3つ数えて目をつぶれ

映画と本の感想のみを綴ります。

2014年06月

『ノア 約束の舟』

 世間から離れ、家族と共に細々と暮らしていたノア(ラッセル・クロウ)は、ある日神のお告げを受ける。世界を飲み込む大洪水が起きると確信した彼は、生命が途絶えぬよう、あらゆる種類の生物を乗せる箱舟を作り始める。しかし箱舟を奪おうとする勢力が現れる。監督はアーレン・アロノフスキー。聖書の非常に有名なエピソードを、独自に解釈し映像化した大作映画。
 物語は聖書の大分始めの方、世界がまだ新しかった頃の話だと思うのだが、本作で描かれる世界は荒れ果て、「北斗の拳」かよ!と突っ込みたくなるような荒み方だ。土地が荒れて食用の動植物がないとか、伐採しすぎて山が丸裸とか、神話の世界というよりも近未来SFみたいな世界。爬虫類とも哺乳類ともつかない変な動物とか出てくるしね・・・(洪水で滅んじゃった動物もいたんだよ!ってことなんでしょうが)。ノアたちの衣服もなんとなく人間社会崩壊系未来SFっぽかった。この状況で箱舟を作れるとしたらどんなふうなのか、何が必要か、という部分を意外と地道に推察しているところに妙な律義さを感じた。
 前半、ノアが啓示を受け箱舟をつくっていくまでの流れは、正直ちょっとかったるい。パノラマ絵巻のようなシーンは多々あるのだが、アロノフスキーはあまり広い空間を使った絵作りが得意ではないのか、全体的にのっぺりとしていて、スケールの大きな情景を描いているはずなのにあまりスケール感がない。ちょっと飽きたなーと思ってしまったが、舞台が箱舟内に絞られる残り3分の1くらいになると、俄然緊張感が増して面白くなってくる。アロノフスキーの本領はやはり追い詰められた人間、何かに取りつかれた人間の心理を描くことなのだろう。
 ノアは神の啓示を聞いた、と信じているが、その内容については、実はノア以外の人にはわからず、彼独自の解釈(おそらく言語としての啓示ではないので)になる。彼の解釈、そして解釈に基づき啓示に従う行動は、家族には受け入れがたいものだ。ノア自身も何度も自問自答し、精神的に追い詰められていく。強固な信仰は時に狂気と同じように見えるのだ。キリスト教文化圏の方、キリスト教徒の方が見たらどんな感想を持つのか気になった。

『GF*BF』

**データ抜粋:**

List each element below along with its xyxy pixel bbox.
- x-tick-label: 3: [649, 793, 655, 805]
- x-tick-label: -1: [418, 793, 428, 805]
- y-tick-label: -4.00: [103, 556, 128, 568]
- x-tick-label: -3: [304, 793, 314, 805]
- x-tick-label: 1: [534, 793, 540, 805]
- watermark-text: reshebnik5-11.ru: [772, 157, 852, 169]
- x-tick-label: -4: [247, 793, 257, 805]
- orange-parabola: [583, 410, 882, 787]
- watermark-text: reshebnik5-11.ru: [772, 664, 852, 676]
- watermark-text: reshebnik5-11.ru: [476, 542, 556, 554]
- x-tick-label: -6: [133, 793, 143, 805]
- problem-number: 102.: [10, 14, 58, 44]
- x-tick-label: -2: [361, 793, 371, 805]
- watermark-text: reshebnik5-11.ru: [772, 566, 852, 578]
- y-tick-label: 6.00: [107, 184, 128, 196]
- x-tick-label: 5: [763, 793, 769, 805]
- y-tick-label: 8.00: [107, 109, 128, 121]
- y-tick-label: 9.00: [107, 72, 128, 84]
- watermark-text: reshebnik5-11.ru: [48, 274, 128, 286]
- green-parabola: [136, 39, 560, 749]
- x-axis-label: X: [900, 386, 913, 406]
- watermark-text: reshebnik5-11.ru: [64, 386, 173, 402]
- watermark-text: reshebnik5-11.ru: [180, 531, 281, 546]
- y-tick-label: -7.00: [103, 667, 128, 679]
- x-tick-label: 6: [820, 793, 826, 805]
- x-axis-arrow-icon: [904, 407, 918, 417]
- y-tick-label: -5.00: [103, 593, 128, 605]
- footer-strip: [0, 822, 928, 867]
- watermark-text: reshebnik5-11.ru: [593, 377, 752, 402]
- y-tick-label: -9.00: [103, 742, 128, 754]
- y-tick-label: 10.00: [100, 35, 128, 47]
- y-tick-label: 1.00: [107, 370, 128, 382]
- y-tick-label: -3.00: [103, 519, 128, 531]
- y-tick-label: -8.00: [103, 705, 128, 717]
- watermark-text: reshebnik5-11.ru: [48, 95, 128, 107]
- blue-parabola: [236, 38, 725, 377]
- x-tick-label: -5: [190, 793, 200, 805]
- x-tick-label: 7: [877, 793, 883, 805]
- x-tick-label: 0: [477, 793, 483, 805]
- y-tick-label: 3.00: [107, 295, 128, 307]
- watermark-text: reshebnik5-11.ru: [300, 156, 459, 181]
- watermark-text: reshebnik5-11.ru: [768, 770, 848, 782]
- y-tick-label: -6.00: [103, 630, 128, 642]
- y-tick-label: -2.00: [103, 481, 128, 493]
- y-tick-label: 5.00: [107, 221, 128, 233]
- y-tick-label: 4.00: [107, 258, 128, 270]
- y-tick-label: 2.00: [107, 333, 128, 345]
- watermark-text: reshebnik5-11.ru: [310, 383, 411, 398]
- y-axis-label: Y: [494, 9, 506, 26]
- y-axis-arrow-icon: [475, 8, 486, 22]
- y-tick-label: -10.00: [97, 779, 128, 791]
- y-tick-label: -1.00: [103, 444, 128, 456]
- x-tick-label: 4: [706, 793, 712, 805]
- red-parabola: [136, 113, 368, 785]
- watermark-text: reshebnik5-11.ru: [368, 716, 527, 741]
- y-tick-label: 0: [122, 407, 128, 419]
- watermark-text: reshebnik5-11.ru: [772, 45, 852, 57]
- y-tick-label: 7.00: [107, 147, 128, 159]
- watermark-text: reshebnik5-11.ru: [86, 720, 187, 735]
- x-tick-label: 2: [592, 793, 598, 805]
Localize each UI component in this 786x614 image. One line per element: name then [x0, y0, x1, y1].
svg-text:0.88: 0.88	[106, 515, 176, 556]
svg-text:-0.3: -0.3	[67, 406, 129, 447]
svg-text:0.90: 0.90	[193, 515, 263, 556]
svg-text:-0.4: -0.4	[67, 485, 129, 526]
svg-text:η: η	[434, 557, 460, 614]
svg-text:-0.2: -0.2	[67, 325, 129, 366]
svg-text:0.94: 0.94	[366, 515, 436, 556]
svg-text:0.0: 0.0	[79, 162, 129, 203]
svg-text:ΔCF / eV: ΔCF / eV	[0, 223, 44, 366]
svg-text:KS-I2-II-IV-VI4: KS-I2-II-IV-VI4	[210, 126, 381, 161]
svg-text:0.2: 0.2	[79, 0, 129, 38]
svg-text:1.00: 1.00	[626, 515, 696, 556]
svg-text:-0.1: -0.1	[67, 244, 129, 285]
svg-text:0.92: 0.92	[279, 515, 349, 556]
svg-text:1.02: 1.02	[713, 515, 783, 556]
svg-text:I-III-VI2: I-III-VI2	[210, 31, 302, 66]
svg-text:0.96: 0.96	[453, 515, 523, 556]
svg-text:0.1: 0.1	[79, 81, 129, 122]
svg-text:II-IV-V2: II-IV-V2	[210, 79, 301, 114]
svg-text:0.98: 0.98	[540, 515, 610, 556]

**出題 1:**
文書抜粋にある「強固な信仰は時に狂気と同じように見えるのだ。」という一文を英語に翻訳せよ。
**出題 2:**
レコードの冒頭から始まり「- watermark-text: reshebnik5-11.ru: [476, 542, 556, 554]」を含む行で終わる範囲だけを、「x-tick-label」を「x-axis-tick」に置き換え、ほかは一切変えずに書き出せ。

**解答 1:**
Strong faith can sometimes look the same as madness.

**解答 2:**
List each element below along with its xyxy pixel bbox.
- x-axis-tick: 3: [649, 793, 655, 805]
- x-axis-tick: -1: [418, 793, 428, 805]
- y-tick-label: -4.00: [103, 556, 128, 568]
- x-axis-tick: -3: [304, 793, 314, 805]
- x-axis-tick: 1: [534, 793, 540, 805]
- watermark-text: reshebnik5-11.ru: [772, 157, 852, 169]
- x-axis-tick: -4: [247, 793, 257, 805]
- orange-parabola: [583, 410, 882, 787]
- watermark-text: reshebnik5-11.ru: [772, 664, 852, 676]
- watermark-text: reshebnik5-11.ru: [476, 542, 556, 554]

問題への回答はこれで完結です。